» **Exercise objective**
Give the number of lines in the records below that include "this", and nothing more.

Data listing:
'''

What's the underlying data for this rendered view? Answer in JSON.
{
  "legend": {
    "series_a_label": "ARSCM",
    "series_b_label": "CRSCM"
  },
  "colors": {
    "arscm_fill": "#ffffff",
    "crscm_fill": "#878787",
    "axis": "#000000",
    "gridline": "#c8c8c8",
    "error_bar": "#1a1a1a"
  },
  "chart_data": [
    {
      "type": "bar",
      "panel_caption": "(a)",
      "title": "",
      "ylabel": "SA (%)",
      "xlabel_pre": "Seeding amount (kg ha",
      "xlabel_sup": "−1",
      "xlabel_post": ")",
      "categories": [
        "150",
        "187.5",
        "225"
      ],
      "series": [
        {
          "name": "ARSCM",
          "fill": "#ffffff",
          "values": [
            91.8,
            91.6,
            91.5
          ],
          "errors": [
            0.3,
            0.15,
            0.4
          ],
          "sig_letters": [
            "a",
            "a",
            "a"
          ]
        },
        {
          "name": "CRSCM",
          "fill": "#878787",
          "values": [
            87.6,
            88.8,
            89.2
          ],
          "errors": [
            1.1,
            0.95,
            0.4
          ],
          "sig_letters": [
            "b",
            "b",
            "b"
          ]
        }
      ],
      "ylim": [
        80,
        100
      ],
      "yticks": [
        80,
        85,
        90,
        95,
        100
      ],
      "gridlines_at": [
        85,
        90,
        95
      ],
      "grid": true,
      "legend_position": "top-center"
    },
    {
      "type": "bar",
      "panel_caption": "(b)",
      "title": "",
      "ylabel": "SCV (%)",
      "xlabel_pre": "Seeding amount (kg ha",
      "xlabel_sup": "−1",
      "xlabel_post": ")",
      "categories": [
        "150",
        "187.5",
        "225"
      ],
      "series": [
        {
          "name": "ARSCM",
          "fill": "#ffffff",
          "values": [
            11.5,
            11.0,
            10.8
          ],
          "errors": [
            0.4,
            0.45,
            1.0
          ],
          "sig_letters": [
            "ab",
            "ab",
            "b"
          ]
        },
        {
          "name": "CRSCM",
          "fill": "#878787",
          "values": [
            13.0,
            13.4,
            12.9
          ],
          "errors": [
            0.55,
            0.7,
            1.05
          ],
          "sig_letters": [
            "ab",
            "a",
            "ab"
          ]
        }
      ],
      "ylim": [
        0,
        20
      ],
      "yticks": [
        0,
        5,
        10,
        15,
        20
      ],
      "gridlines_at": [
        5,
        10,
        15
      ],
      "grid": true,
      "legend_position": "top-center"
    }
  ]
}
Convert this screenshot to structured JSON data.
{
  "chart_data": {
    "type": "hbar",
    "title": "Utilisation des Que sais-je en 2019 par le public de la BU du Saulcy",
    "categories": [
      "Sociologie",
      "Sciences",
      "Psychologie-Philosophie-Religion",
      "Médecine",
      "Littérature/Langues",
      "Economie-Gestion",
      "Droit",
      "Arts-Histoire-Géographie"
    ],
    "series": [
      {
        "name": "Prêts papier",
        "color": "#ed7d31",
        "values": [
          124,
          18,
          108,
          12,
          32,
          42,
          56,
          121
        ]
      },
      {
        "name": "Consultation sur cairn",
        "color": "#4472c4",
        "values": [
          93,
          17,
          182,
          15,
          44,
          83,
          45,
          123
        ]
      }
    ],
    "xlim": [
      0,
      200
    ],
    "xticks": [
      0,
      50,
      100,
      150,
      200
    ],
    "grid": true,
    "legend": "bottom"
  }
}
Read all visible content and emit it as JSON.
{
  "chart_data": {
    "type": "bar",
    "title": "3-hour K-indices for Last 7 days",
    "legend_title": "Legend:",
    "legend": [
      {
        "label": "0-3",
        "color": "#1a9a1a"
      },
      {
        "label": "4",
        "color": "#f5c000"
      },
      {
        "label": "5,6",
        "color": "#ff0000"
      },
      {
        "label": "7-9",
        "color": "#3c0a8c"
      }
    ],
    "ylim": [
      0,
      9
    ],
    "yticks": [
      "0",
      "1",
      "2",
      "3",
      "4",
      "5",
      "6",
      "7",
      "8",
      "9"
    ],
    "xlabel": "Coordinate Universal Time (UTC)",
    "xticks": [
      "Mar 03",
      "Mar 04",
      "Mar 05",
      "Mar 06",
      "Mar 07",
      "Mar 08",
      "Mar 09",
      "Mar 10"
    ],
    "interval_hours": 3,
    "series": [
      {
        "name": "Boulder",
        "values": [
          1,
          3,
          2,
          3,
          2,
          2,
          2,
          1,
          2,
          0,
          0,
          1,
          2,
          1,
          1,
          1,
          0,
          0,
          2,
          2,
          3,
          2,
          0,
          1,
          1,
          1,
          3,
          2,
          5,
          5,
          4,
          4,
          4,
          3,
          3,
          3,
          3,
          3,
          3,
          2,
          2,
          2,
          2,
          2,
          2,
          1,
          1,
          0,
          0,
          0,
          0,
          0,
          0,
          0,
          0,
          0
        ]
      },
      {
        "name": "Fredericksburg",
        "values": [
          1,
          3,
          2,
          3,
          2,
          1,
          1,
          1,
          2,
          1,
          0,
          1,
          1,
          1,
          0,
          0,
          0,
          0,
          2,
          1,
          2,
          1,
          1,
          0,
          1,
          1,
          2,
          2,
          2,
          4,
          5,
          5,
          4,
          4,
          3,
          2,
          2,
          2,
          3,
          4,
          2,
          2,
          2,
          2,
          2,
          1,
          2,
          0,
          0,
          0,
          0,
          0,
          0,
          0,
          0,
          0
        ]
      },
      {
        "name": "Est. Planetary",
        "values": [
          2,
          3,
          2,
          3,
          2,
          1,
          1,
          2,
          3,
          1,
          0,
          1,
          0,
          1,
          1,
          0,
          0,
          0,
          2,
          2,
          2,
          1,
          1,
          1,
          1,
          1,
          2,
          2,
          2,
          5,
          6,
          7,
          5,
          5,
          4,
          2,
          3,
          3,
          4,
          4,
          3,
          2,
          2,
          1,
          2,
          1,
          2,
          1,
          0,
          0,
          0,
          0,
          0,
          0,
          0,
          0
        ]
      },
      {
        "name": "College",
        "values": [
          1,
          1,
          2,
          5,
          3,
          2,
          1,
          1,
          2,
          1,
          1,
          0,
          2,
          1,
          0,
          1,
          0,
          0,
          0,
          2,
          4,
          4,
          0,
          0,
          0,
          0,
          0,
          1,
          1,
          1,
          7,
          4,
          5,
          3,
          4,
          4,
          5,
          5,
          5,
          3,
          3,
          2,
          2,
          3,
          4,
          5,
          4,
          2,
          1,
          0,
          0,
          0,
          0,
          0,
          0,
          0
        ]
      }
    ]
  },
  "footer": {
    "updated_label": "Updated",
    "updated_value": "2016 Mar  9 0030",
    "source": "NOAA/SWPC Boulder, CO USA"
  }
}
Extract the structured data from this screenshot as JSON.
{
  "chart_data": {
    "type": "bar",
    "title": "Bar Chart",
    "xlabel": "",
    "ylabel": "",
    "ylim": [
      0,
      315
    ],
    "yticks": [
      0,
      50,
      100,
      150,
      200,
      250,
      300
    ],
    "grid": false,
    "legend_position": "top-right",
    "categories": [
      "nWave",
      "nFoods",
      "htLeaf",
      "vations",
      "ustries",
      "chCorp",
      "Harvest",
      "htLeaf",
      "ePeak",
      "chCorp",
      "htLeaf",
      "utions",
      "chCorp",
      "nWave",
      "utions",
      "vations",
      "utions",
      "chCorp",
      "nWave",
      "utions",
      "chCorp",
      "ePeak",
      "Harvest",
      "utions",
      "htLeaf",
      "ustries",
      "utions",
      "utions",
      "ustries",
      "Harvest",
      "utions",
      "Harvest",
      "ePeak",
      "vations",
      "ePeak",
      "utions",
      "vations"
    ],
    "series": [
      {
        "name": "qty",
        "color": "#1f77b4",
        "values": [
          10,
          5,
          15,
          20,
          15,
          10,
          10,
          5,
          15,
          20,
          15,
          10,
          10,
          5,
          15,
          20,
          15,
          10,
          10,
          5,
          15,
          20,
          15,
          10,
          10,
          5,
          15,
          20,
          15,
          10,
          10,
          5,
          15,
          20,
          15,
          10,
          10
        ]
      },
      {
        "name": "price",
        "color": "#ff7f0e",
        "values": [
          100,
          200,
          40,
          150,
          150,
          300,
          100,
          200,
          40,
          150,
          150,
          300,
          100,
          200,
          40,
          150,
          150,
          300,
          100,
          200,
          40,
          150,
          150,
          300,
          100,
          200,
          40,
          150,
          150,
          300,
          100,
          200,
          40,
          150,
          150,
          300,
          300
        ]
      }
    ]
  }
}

'''

» **Solution**
3